[TASK INPUT]:

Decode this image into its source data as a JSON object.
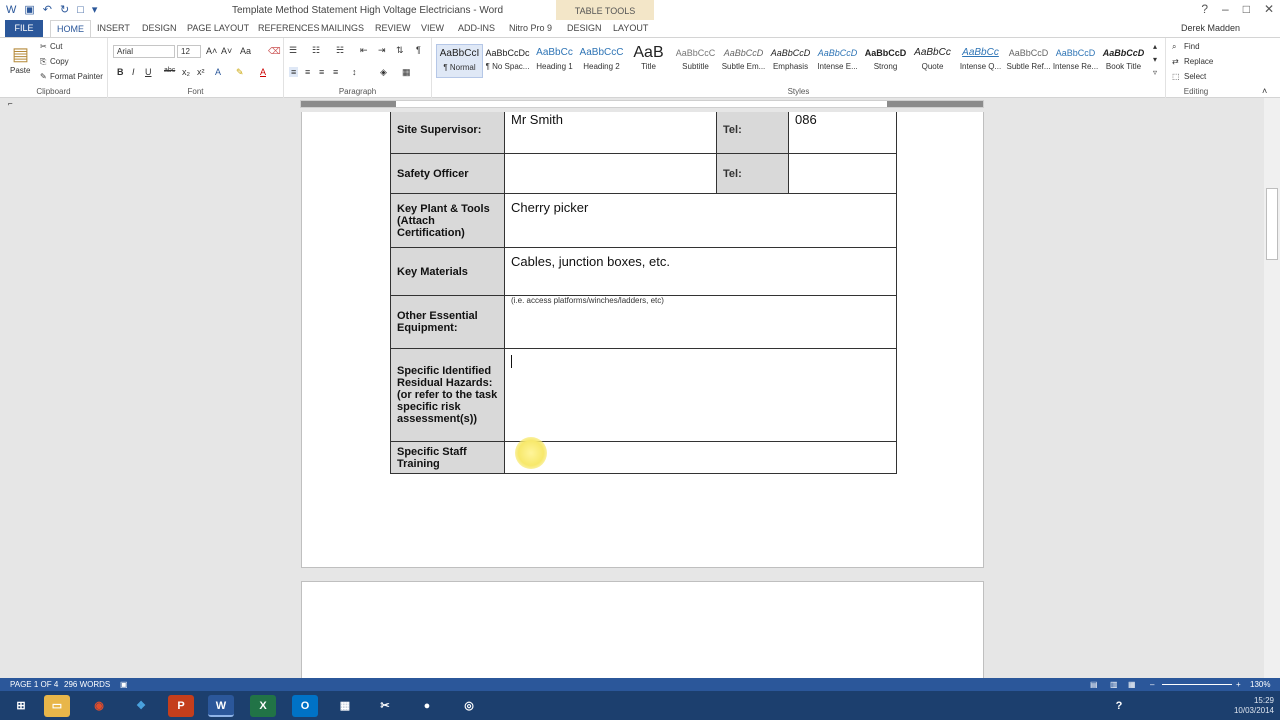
{
  "window": {
    "title": "Template Method Statement High Voltage Electricians - Word",
    "context_tab": "TABLE TOOLS",
    "user": "Derek Madden"
  },
  "tabs": {
    "file": "FILE",
    "items": [
      "HOME",
      "INSERT",
      "DESIGN",
      "PAGE LAYOUT",
      "REFERENCES",
      "MAILINGS",
      "REVIEW",
      "VIEW",
      "ADD-INS",
      "Nitro Pro 9",
      "DESIGN",
      "LAYOUT"
    ],
    "active": "HOME"
  },
  "ribbon": {
    "clipboard": {
      "paste": "Paste",
      "cut": "Cut",
      "copy": "Copy",
      "format_painter": "Format Painter",
      "label": "Clipboard"
    },
    "font": {
      "name": "Arial",
      "size": "12",
      "label": "Font"
    },
    "paragraph": {
      "label": "Paragraph"
    },
    "styles": {
      "label": "Styles",
      "items": [
        {
          "preview": "AaBbCcI",
          "name": "¶ Normal"
        },
        {
          "preview": "AaBbCcDc",
          "name": "¶ No Spac..."
        },
        {
          "preview": "AaBbCc",
          "name": "Heading 1"
        },
        {
          "preview": "AaBbCcC",
          "name": "Heading 2"
        },
        {
          "preview": "AaB",
          "name": "Title"
        },
        {
          "preview": "AaBbCcC",
          "name": "Subtitle"
        },
        {
          "preview": "AaBbCcD",
          "name": "Subtle Em..."
        },
        {
          "preview": "AaBbCcD",
          "name": "Emphasis"
        },
        {
          "preview": "AaBbCcD",
          "name": "Intense E..."
        },
        {
          "preview": "AaBbCcD",
          "name": "Strong"
        },
        {
          "preview": "AaBbCc",
          "name": "Quote"
        },
        {
          "preview": "AaBbCc",
          "name": "Intense Q..."
        },
        {
          "preview": "AaBbCcD",
          "name": "Subtle Ref..."
        },
        {
          "preview": "AaBbCcD",
          "name": "Intense Re..."
        },
        {
          "preview": "AaBbCcD",
          "name": "Book Title"
        }
      ]
    },
    "editing": {
      "find": "Find",
      "replace": "Replace",
      "select": "Select",
      "label": "Editing"
    }
  },
  "table": {
    "site_supervisor_label": "Site Supervisor:",
    "site_supervisor_value": "Mr Smith",
    "tel_label": "Tel:",
    "site_supervisor_tel": "086",
    "safety_officer_label": "Safety Officer",
    "safety_tel_label": "Tel:",
    "plant_label": "Key Plant & Tools (Attach Certification)",
    "plant_value": "Cherry picker",
    "materials_label": "Key Materials",
    "materials_value": "Cables, junction boxes, etc.",
    "equipment_label": "Other Essential Equipment:",
    "equipment_note": "(i.e. access platforms/winches/ladders, etc)",
    "hazards_label": "Specific Identified Residual Hazards: (or refer to the task specific risk assessment(s))",
    "training_label": "Specific Staff Training"
  },
  "status": {
    "page": "PAGE 1 OF 4",
    "words": "296 WORDS",
    "zoom": "130%"
  },
  "tray": {
    "time": "15:29",
    "date": "10/03/2014"
  }
}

[WHAT THE TASK ASKS]: Quote the records in their entirety, keeping the wording exact and excluding pictures.

[OUTPUT FOR THIS EXERCISE]:
Decode this image into its source data as a JSON object.
{
  "window": {
    "title": "Template Method Statement High Voltage Electricians - Word",
    "context_tab": "TABLE TOOLS",
    "user": "Derek Madden"
  },
  "tabs": {
    "file": "FILE",
    "items": [
      "HOME",
      "INSERT",
      "DESIGN",
      "PAGE LAYOUT",
      "REFERENCES",
      "MAILINGS",
      "REVIEW",
      "VIEW",
      "ADD-INS",
      "Nitro Pro 9",
      "DESIGN",
      "LAYOUT"
    ],
    "active": "HOME"
  },
  "ribbon": {
    "clipboard": {
      "paste": "Paste",
      "cut": "Cut",
      "copy": "Copy",
      "format_painter": "Format Painter",
      "label": "Clipboard"
    },
    "font": {
      "name": "Arial",
      "size": "12",
      "label": "Font"
    },
    "paragraph": {
      "label": "Paragraph"
    },
    "styles": {
      "label": "Styles",
      "items": [
        {
          "preview": "AaBbCcI",
          "name": "¶ Normal"
        },
        {
          "preview": "AaBbCcDc",
          "name": "¶ No Spac..."
        },
        {
          "preview": "AaBbCc",
          "name": "Heading 1"
        },
        {
          "preview": "AaBbCcC",
          "name": "Heading 2"
        },
        {
          "preview": "AaB",
          "name": "Title"
        },
        {
          "preview": "AaBbCcC",
          "name": "Subtitle"
        },
        {
          "preview": "AaBbCcD",
          "name": "Subtle Em..."
        },
        {
          "preview": "AaBbCcD",
          "name": "Emphasis"
        },
        {
          "preview": "AaBbCcD",
          "name": "Intense E..."
        },
        {
          "preview": "AaBbCcD",
          "name": "Strong"
        },
        {
          "preview": "AaBbCc",
          "name": "Quote"
        },
        {
          "preview": "AaBbCc",
          "name": "Intense Q..."
        },
        {
          "preview": "AaBbCcD",
          "name": "Subtle Ref..."
        },
        {
          "preview": "AaBbCcD",
          "name": "Intense Re..."
        },
        {
          "preview": "AaBbCcD",
          "name": "Book Title"
        }
      ]
    },
    "editing": {
      "find": "Find",
      "replace": "Replace",
      "select": "Select",
      "label": "Editing"
    }
  },
  "table": {
    "site_supervisor_label": "Site Supervisor:",
    "site_supervisor_value": "Mr Smith",
    "tel_label": "Tel:",
    "site_supervisor_tel": "086",
    "safety_officer_label": "Safety Officer",
    "safety_tel_label": "Tel:",
    "plant_label": "Key Plant & Tools (Attach Certification)",
    "plant_value": "Cherry picker",
    "materials_label": "Key Materials",
    "materials_value": "Cables, junction boxes, etc.",
    "equipment_label": "Other Essential Equipment:",
    "equipment_note": "(i.e. access platforms/winches/ladders, etc)",
    "hazards_label": "Specific Identified Residual Hazards: (or refer to the task specific risk assessment(s))",
    "training_label": "Specific Staff Training"
  },
  "status": {
    "page": "PAGE 1 OF 4",
    "words": "296 WORDS",
    "zoom": "130%"
  },
  "tray": {
    "time": "15:29",
    "date": "10/03/2014"
  }
}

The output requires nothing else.